• _STATED PROBLEM_
Reproduce all of the data that follows, character for character.

• _TASK DATA_
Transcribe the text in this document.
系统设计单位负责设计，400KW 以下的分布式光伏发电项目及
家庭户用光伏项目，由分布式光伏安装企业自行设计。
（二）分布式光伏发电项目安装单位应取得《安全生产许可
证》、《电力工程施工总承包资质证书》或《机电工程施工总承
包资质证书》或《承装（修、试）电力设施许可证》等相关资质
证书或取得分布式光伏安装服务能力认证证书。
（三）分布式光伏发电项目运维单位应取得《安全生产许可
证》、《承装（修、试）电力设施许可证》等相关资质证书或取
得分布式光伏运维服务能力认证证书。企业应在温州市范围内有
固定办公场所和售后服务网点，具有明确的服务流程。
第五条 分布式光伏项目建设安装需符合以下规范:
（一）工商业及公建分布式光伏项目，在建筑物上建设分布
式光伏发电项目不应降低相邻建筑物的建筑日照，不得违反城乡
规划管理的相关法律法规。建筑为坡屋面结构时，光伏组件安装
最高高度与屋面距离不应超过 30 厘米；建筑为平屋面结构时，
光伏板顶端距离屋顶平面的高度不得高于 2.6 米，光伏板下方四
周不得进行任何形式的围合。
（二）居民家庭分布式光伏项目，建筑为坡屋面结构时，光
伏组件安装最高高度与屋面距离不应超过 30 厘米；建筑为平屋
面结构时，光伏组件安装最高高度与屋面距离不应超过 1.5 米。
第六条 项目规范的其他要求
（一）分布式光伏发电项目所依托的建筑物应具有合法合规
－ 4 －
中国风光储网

• _TASK SOLUTION_
Transcribe the text in this document.
系统设计单位负责设计，400KW 以下的分布式光伏发电项目及
家庭户用光伏项目，由分布式光伏安装企业自行设计。
（二）分布式光伏发电项目安装单位应取得《安全生产许可
证》、《电力工程施工总承包资质证书》或《机电工程施工总承
包资质证书》或《承装（修、试）电力设施许可证》等相关资质
证书或取得分布式光伏安装服务能力认证证书。
（三）分布式光伏发电项目运维单位应取得《安全生产许可
证》、《承装（修、试）电力设施许可证》等相关资质证书或取
得分布式光伏运维服务能力认证证书。企业应在温州市范围内有
固定办公场所和售后服务网点，具有明确的服务流程。
第五条 分布式光伏项目建设安装需符合以下规范:
（一）工商业及公建分布式光伏项目，在建筑物上建设分布
式光伏发电项目不应降低相邻建筑物的建筑日照，不得违反城乡
规划管理的相关法律法规。建筑为坡屋面结构时，光伏组件安装
最高高度与屋面距离不应超过 30 厘米；建筑为平屋面结构时，
光伏板顶端距离屋顶平面的高度不得高于 2.6 米，光伏板下方四
周不得进行任何形式的围合。
（二）居民家庭分布式光伏项目，建筑为坡屋面结构时，光
伏组件安装最高高度与屋面距离不应超过 30 厘米；建筑为平屋
面结构时，光伏组件安装最高高度与屋面距离不应超过 1.5 米。
第六条 项目规范的其他要求
（一）分布式光伏发电项目所依托的建筑物应具有合法合规
－ 4 －
中国风光储网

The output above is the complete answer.